=== Task requirements ===
Retype every entry word for word.

──────── Records shown

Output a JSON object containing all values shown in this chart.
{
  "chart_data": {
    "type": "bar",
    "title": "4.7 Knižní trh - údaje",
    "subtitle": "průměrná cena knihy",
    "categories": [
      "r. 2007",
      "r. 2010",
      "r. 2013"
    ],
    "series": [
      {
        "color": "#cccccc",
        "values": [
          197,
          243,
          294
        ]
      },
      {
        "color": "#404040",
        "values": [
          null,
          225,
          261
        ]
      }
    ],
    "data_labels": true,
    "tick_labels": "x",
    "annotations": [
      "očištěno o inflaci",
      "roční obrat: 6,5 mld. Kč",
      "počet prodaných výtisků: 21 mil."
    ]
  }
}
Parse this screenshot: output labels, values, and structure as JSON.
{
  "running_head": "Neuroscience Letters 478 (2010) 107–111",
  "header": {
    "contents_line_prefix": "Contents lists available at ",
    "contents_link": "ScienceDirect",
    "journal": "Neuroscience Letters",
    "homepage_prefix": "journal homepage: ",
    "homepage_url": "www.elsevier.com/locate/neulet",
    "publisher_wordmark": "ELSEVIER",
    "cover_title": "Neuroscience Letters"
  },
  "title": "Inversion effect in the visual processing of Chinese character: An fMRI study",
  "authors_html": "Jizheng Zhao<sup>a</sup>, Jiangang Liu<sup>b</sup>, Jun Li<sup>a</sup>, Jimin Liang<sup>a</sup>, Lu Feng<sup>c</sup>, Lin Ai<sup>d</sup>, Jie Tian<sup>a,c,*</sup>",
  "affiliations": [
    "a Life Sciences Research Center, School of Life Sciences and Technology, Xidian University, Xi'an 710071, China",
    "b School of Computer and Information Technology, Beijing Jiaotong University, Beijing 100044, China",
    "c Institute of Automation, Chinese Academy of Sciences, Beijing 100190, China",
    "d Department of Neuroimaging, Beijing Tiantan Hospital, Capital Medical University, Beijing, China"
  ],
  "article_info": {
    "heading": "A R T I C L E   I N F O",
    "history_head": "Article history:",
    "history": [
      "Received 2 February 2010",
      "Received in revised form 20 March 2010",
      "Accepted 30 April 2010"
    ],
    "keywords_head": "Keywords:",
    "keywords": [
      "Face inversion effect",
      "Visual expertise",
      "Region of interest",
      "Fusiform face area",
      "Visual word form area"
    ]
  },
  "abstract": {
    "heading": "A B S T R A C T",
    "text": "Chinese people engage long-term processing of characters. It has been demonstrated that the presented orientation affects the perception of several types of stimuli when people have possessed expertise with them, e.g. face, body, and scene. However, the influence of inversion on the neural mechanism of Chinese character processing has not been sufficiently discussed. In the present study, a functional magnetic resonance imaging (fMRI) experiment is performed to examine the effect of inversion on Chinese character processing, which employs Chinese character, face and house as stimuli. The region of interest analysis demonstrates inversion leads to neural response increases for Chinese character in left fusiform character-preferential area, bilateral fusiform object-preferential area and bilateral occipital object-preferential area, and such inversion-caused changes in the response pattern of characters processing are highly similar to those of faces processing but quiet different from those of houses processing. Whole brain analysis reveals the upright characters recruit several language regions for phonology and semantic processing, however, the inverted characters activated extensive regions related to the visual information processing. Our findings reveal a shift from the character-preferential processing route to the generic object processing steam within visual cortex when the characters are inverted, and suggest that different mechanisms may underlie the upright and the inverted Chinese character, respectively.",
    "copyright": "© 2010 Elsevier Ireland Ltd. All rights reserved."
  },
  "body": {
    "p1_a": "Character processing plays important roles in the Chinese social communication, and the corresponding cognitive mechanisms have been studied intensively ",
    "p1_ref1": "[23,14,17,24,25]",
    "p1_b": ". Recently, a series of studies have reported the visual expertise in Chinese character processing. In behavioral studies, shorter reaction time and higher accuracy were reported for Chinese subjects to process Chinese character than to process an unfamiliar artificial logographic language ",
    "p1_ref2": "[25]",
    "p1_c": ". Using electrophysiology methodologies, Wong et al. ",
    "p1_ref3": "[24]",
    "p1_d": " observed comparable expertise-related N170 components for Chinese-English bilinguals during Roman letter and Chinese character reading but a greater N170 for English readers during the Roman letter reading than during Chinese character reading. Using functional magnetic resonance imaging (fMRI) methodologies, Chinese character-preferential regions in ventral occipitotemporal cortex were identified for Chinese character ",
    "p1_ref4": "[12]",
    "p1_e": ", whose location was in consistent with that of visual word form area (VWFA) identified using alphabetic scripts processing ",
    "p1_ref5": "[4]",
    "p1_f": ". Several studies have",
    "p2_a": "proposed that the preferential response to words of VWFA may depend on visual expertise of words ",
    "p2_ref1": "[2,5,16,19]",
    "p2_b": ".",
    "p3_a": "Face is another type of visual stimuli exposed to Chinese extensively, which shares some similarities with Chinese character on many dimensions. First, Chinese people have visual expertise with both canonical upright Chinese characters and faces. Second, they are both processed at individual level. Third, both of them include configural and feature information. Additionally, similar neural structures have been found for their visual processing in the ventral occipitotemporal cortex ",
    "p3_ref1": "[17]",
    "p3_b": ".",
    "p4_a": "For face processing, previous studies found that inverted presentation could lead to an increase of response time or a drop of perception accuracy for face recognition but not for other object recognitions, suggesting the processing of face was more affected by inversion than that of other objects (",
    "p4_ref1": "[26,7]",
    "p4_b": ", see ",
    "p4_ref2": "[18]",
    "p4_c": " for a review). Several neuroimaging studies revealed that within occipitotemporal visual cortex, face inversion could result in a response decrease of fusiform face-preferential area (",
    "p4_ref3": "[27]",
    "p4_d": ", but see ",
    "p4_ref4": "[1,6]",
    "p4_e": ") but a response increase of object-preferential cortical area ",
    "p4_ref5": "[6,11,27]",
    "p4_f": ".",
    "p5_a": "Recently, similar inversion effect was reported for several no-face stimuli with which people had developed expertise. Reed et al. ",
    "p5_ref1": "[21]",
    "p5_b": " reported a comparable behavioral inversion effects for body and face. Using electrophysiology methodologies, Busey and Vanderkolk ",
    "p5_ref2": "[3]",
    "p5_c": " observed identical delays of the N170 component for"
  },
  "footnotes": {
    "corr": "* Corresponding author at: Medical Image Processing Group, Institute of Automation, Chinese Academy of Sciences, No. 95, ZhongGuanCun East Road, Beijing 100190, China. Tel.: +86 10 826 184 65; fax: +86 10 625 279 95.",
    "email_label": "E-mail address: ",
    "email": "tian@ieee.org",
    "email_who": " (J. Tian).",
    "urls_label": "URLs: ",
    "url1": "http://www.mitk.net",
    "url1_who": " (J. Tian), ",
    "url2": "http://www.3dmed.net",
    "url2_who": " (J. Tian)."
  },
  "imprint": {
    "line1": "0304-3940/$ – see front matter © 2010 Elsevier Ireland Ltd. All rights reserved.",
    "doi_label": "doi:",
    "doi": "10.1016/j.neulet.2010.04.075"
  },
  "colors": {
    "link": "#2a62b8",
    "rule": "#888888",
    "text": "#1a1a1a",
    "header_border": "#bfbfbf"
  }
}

────────────────

=== Task result ===
Output a JSON object containing all values shown in this chart.
{
  "chart_data": {
    "type": "bar",
    "title": "4.7 Knižní trh - údaje",
    "subtitle": "průměrná cena knihy",
    "categories": [
      "r. 2007",
      "r. 2010",
      "r. 2013"
    ],
    "series": [
      {
        "color": "#cccccc",
        "values": [
          197,
          243,
          294
        ]
      },
      {
        "color": "#404040",
        "values": [
          null,
          225,
          261
        ]
      }
    ],
    "data_labels": true,
    "tick_labels": "x",
    "annotations": [
      "očištěno o inflaci",
      "roční obrat: 6,5 mld. Kč",
      "počet prodaných výtisků: 21 mil."
    ]
  }
}
Parse this screenshot: output labels, values, and structure as JSON.
{
  "running_head": "Neuroscience Letters 478 (2010) 107–111",
  "header": {
    "contents_line_prefix": "Contents lists available at ",
    "contents_link": "ScienceDirect",
    "journal": "Neuroscience Letters",
    "homepage_prefix": "journal homepage: ",
    "homepage_url": "www.elsevier.com/locate/neulet",
    "publisher_wordmark": "ELSEVIER",
    "cover_title": "Neuroscience Letters"
  },
  "title": "Inversion effect in the visual processing of Chinese character: An fMRI study",
  "authors_html": "Jizheng Zhao<sup>a</sup>, Jiangang Liu<sup>b</sup>, Jun Li<sup>a</sup>, Jimin Liang<sup>a</sup>, Lu Feng<sup>c</sup>, Lin Ai<sup>d</sup>, Jie Tian<sup>a,c,*</sup>",
  "affiliations": [
    "a Life Sciences Research Center, School of Life Sciences and Technology, Xidian University, Xi'an 710071, China",
    "b School of Computer and Information Technology, Beijing Jiaotong University, Beijing 100044, China",
    "c Institute of Automation, Chinese Academy of Sciences, Beijing 100190, China",
    "d Department of Neuroimaging, Beijing Tiantan Hospital, Capital Medical University, Beijing, China"
  ],
  "article_info": {
    "heading": "A R T I C L E   I N F O",
    "history_head": "Article history:",
    "history": [
      "Received 2 February 2010",
      "Received in revised form 20 March 2010",
      "Accepted 30 April 2010"
    ],
    "keywords_head": "Keywords:",
    "keywords": [
      "Face inversion effect",
      "Visual expertise",
      "Region of interest",
      "Fusiform face area",
      "Visual word form area"
    ]
  },
  "abstract": {
    "heading": "A B S T R A C T",
    "text": "Chinese people engage long-term processing of characters. It has been demonstrated that the presented orientation affects the perception of several types of stimuli when people have possessed expertise with them, e.g. face, body, and scene. However, the influence of inversion on the neural mechanism of Chinese character processing has not been sufficiently discussed. In the present study, a functional magnetic resonance imaging (fMRI) experiment is performed to examine the effect of inversion on Chinese character processing, which employs Chinese character, face and house as stimuli. The region of interest analysis demonstrates inversion leads to neural response increases for Chinese character in left fusiform character-preferential area, bilateral fusiform object-preferential area and bilateral occipital object-preferential area, and such inversion-caused changes in the response pattern of characters processing are highly similar to those of faces processing but quiet different from those of houses processing. Whole brain analysis reveals the upright characters recruit several language regions for phonology and semantic processing, however, the inverted characters activated extensive regions related to the visual information processing. Our findings reveal a shift from the character-preferential processing route to the generic object processing steam within visual cortex when the characters are inverted, and suggest that different mechanisms may underlie the upright and the inverted Chinese character, respectively.",
    "copyright": "© 2010 Elsevier Ireland Ltd. All rights reserved."
  },
  "body": {
    "p1_a": "Character processing plays important roles in the Chinese social communication, and the corresponding cognitive mechanisms have been studied intensively ",
    "p1_ref1": "[23,14,17,24,25]",
    "p1_b": ". Recently, a series of studies have reported the visual expertise in Chinese character processing. In behavioral studies, shorter reaction time and higher accuracy were reported for Chinese subjects to process Chinese character than to process an unfamiliar artificial logographic language ",
    "p1_ref2": "[25]",
    "p1_c": ". Using electrophysiology methodologies, Wong et al. ",
    "p1_ref3": "[24]",
    "p1_d": " observed comparable expertise-related N170 components for Chinese-English bilinguals during Roman letter and Chinese character reading but a greater N170 for English readers during the Roman letter reading than during Chinese character reading. Using functional magnetic resonance imaging (fMRI) methodologies, Chinese character-preferential regions in ventral occipitotemporal cortex were identified for Chinese character ",
    "p1_ref4": "[12]",
    "p1_e": ", whose location was in consistent with that of visual word form area (VWFA) identified using alphabetic scripts processing ",
    "p1_ref5": "[4]",
    "p1_f": ". Several studies have",
    "p2_a": "proposed that the preferential response to words of VWFA may depend on visual expertise of words ",
    "p2_ref1": "[2,5,16,19]",
    "p2_b": ".",
    "p3_a": "Face is another type of visual stimuli exposed to Chinese extensively, which shares some similarities with Chinese character on many dimensions. First, Chinese people have visual expertise with both canonical upright Chinese characters and faces. Second, they are both processed at individual level. Third, both of them include configural and feature information. Additionally, similar neural structures have been found for their visual processing in the ventral occipitotemporal cortex ",
    "p3_ref1": "[17]",
    "p3_b": ".",
    "p4_a": "For face processing, previous studies found that inverted presentation could lead to an increase of response time or a drop of perception accuracy for face recognition but not for other object recognitions, suggesting the processing of face was more affected by inversion than that of other objects (",
    "p4_ref1": "[26,7]",
    "p4_b": ", see ",
    "p4_ref2": "[18]",
    "p4_c": " for a review). Several neuroimaging studies revealed that within occipitotemporal visual cortex, face inversion could result in a response decrease of fusiform face-preferential area (",
    "p4_ref3": "[27]",
    "p4_d": ", but see ",
    "p4_ref4": "[1,6]",
    "p4_e": ") but a response increase of object-preferential cortical area ",
    "p4_ref5": "[6,11,27]",
    "p4_f": ".",
    "p5_a": "Recently, similar inversion effect was reported for several no-face stimuli with which people had developed expertise. Reed et al. ",
    "p5_ref1": "[21]",
    "p5_b": " reported a comparable behavioral inversion effects for body and face. Using electrophysiology methodologies, Busey and Vanderkolk ",
    "p5_ref2": "[3]",
    "p5_c": " observed identical delays of the N170 component for"
  },
  "footnotes": {
    "corr": "* Corresponding author at: Medical Image Processing Group, Institute of Automation, Chinese Academy of Sciences, No. 95, ZhongGuanCun East Road, Beijing 100190, China. Tel.: +86 10 826 184 65; fax: +86 10 625 279 95.",
    "email_label": "E-mail address: ",
    "email": "tian@ieee.org",
    "email_who": " (J. Tian).",
    "urls_label": "URLs: ",
    "url1": "http://www.mitk.net",
    "url1_who": " (J. Tian), ",
    "url2": "http://www.3dmed.net",
    "url2_who": " (J. Tian)."
  },
  "imprint": {
    "line1": "0304-3940/$ – see front matter © 2010 Elsevier Ireland Ltd. All rights reserved.",
    "doi_label": "doi:",
    "doi": "10.1016/j.neulet.2010.04.075"
  },
  "colors": {
    "link": "#2a62b8",
    "rule": "#888888",
    "text": "#1a1a1a",
    "header_border": "#bfbfbf"
  }
}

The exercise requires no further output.